Begin

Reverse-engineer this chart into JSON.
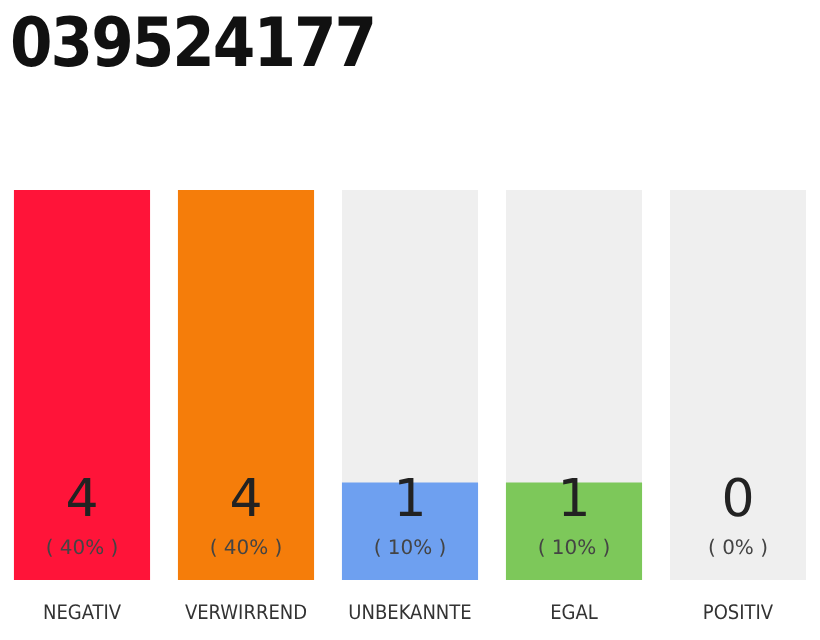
{
  "chart_data": {
    "type": "bar",
    "title": "039524177",
    "categories": [
      "NEGATIV",
      "VERWIRREND",
      "UNBEKANNTE",
      "EGAL",
      "POSITIV"
    ],
    "values": [
      4,
      4,
      1,
      1,
      0
    ],
    "colors": [
      "#ff1439",
      "#f57d0a",
      "#6ea0f0",
      "#7dc85a",
      "#dddddd"
    ],
    "value_labels": [
      "4\n( 40% )",
      "4\n( 40% )",
      "1\n( 10% )",
      "1\n( 10% )",
      "0\n( 0% )"
    ],
    "ylim": [
      0,
      4
    ],
    "grid": false,
    "legend": false
  }
}
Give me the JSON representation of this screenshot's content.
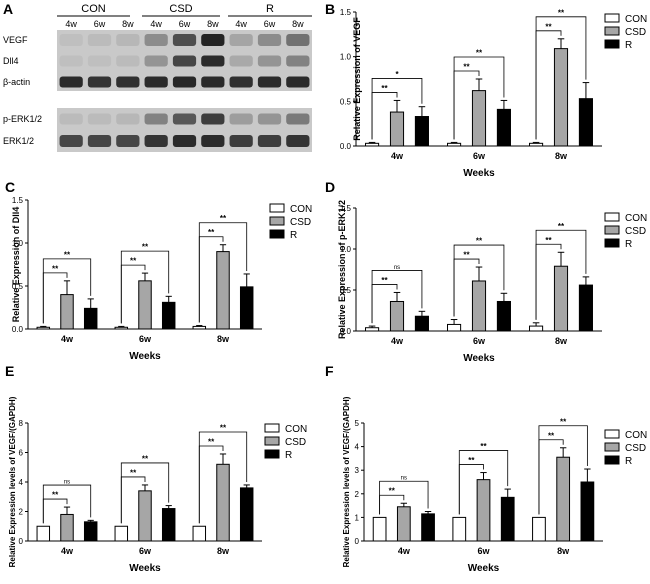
{
  "colors": {
    "CON": "#ffffff",
    "CSD": "#a6a6a6",
    "R": "#000000",
    "axis": "#000000",
    "blot_bg": "#c9c9c9",
    "band": "#1a1a1a"
  },
  "blot": {
    "panel_label": "A",
    "groups": [
      "CON",
      "CSD",
      "R"
    ],
    "lanes": [
      "4w",
      "6w",
      "8w",
      "4w",
      "6w",
      "8w",
      "4w",
      "6w",
      "8w"
    ],
    "rows": [
      "VEGF",
      "Dll4",
      "β-actin",
      "p-ERK1/2",
      "ERK1/2"
    ],
    "intensity": [
      [
        0.05,
        0.08,
        0.1,
        0.35,
        0.7,
        0.95,
        0.2,
        0.35,
        0.5
      ],
      [
        0.05,
        0.06,
        0.08,
        0.3,
        0.75,
        0.9,
        0.18,
        0.3,
        0.4
      ],
      [
        0.9,
        0.85,
        0.88,
        0.9,
        0.92,
        0.9,
        0.88,
        0.9,
        0.9
      ],
      [
        0.08,
        0.08,
        0.1,
        0.4,
        0.65,
        0.8,
        0.25,
        0.3,
        0.45
      ],
      [
        0.75,
        0.75,
        0.75,
        0.85,
        0.9,
        0.9,
        0.8,
        0.8,
        0.85
      ]
    ]
  },
  "chart_data": [
    {
      "panel": "B",
      "type": "bar",
      "categories": [
        "4w",
        "6w",
        "8w"
      ],
      "series": [
        {
          "name": "CON",
          "values": [
            0.03,
            0.03,
            0.03
          ],
          "errors": [
            0.01,
            0.01,
            0.01
          ]
        },
        {
          "name": "CSD",
          "values": [
            0.38,
            0.62,
            1.09
          ],
          "errors": [
            0.13,
            0.13,
            0.11
          ]
        },
        {
          "name": "R",
          "values": [
            0.33,
            0.41,
            0.53
          ],
          "errors": [
            0.11,
            0.1,
            0.18
          ]
        }
      ],
      "ylim": [
        0,
        1.5
      ],
      "yticks": [
        "0.0",
        "0.5",
        "1.0",
        "1.5"
      ],
      "xlabel": "Weeks",
      "ylabel": "Relative Expression of VEGF",
      "significance": [
        {
          "group": 0,
          "to": 1,
          "label": "**"
        },
        {
          "group": 0,
          "to": 2,
          "label": "*"
        },
        {
          "group": 1,
          "to": 1,
          "label": "**"
        },
        {
          "group": 1,
          "to": 2,
          "label": "**"
        },
        {
          "group": 2,
          "to": 1,
          "label": "**"
        },
        {
          "group": 2,
          "to": 2,
          "label": "**"
        }
      ],
      "legend": [
        "CON",
        "CSD",
        "R"
      ]
    },
    {
      "panel": "C",
      "type": "bar",
      "categories": [
        "4w",
        "6w",
        "8w"
      ],
      "series": [
        {
          "name": "CON",
          "values": [
            0.02,
            0.02,
            0.03
          ],
          "errors": [
            0.01,
            0.01,
            0.01
          ]
        },
        {
          "name": "CSD",
          "values": [
            0.4,
            0.56,
            0.9
          ],
          "errors": [
            0.16,
            0.09,
            0.08
          ]
        },
        {
          "name": "R",
          "values": [
            0.24,
            0.31,
            0.49
          ],
          "errors": [
            0.11,
            0.07,
            0.15
          ]
        }
      ],
      "ylim": [
        0,
        1.5
      ],
      "yticks": [
        "0.0",
        "0.5",
        "1.0",
        "1.5"
      ],
      "xlabel": "Weeks",
      "ylabel": "Relative Expression of Dll4",
      "significance": [
        {
          "group": 0,
          "to": 1,
          "label": "**"
        },
        {
          "group": 0,
          "to": 2,
          "label": "**"
        },
        {
          "group": 1,
          "to": 1,
          "label": "**"
        },
        {
          "group": 1,
          "to": 2,
          "label": "**"
        },
        {
          "group": 2,
          "to": 1,
          "label": "**"
        },
        {
          "group": 2,
          "to": 2,
          "label": "**"
        }
      ],
      "legend": [
        "CON",
        "CSD",
        "R"
      ]
    },
    {
      "panel": "D",
      "type": "bar",
      "categories": [
        "4w",
        "6w",
        "8w"
      ],
      "series": [
        {
          "name": "CON",
          "values": [
            0.04,
            0.08,
            0.06
          ],
          "errors": [
            0.02,
            0.06,
            0.04
          ]
        },
        {
          "name": "CSD",
          "values": [
            0.36,
            0.61,
            0.79
          ],
          "errors": [
            0.11,
            0.17,
            0.17
          ]
        },
        {
          "name": "R",
          "values": [
            0.18,
            0.36,
            0.56
          ],
          "errors": [
            0.06,
            0.1,
            0.1
          ]
        }
      ],
      "ylim": [
        0,
        1.5
      ],
      "yticks": [
        "0.0",
        "0.5",
        "1.0",
        "1.5"
      ],
      "xlabel": "Weeks",
      "ylabel": "Relative Expression of p-ERK1/2",
      "significance": [
        {
          "group": 0,
          "to": 1,
          "label": "**"
        },
        {
          "group": 0,
          "to": 2,
          "label": "ns"
        },
        {
          "group": 1,
          "to": 1,
          "label": "**"
        },
        {
          "group": 1,
          "to": 2,
          "label": "**"
        },
        {
          "group": 2,
          "to": 1,
          "label": "**"
        },
        {
          "group": 2,
          "to": 2,
          "label": "**"
        }
      ],
      "legend": [
        "CON",
        "CSD",
        "R"
      ]
    },
    {
      "panel": "E",
      "type": "bar",
      "categories": [
        "4w",
        "6w",
        "8w"
      ],
      "series": [
        {
          "name": "CON",
          "values": [
            1.0,
            1.0,
            1.0
          ],
          "errors": [
            0,
            0,
            0
          ]
        },
        {
          "name": "CSD",
          "values": [
            1.8,
            3.4,
            5.2
          ],
          "errors": [
            0.5,
            0.4,
            0.7
          ]
        },
        {
          "name": "R",
          "values": [
            1.3,
            2.2,
            3.6
          ],
          "errors": [
            0.1,
            0.2,
            0.2
          ]
        }
      ],
      "ylim": [
        0,
        8
      ],
      "yticks": [
        "0",
        "2",
        "4",
        "6",
        "8"
      ],
      "xlabel": "Weeks",
      "ylabel": "Relative Expression levels of VEGF/(GAPDH)",
      "significance": [
        {
          "group": 0,
          "to": 1,
          "label": "**"
        },
        {
          "group": 0,
          "to": 2,
          "label": "ns"
        },
        {
          "group": 1,
          "to": 1,
          "label": "**"
        },
        {
          "group": 1,
          "to": 2,
          "label": "**"
        },
        {
          "group": 2,
          "to": 1,
          "label": "**"
        },
        {
          "group": 2,
          "to": 2,
          "label": "**"
        }
      ],
      "legend": [
        "CON",
        "CSD",
        "R"
      ]
    },
    {
      "panel": "F",
      "type": "bar",
      "categories": [
        "4w",
        "6w",
        "8w"
      ],
      "series": [
        {
          "name": "CON",
          "values": [
            1.0,
            1.0,
            1.0
          ],
          "errors": [
            0,
            0,
            0
          ]
        },
        {
          "name": "CSD",
          "values": [
            1.45,
            2.6,
            3.55
          ],
          "errors": [
            0.15,
            0.3,
            0.4
          ]
        },
        {
          "name": "R",
          "values": [
            1.15,
            1.85,
            2.5
          ],
          "errors": [
            0.1,
            0.35,
            0.55
          ]
        }
      ],
      "ylim": [
        0,
        5
      ],
      "yticks": [
        "0",
        "1",
        "2",
        "3",
        "4",
        "5"
      ],
      "xlabel": "Weeks",
      "ylabel": "Relative Expression levels of VEGF/(GAPDH)",
      "significance": [
        {
          "group": 0,
          "to": 1,
          "label": "**"
        },
        {
          "group": 0,
          "to": 2,
          "label": "ns"
        },
        {
          "group": 1,
          "to": 1,
          "label": "**"
        },
        {
          "group": 1,
          "to": 2,
          "label": "**"
        },
        {
          "group": 2,
          "to": 1,
          "label": "**"
        },
        {
          "group": 2,
          "to": 2,
          "label": "**"
        }
      ],
      "legend": [
        "CON",
        "CSD",
        "R"
      ]
    }
  ]
}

End

Find the lines above holding the word "this" and show them.

Reverse-engineer this chart into JSON.
Give me the JSON representation of this screenshot's content.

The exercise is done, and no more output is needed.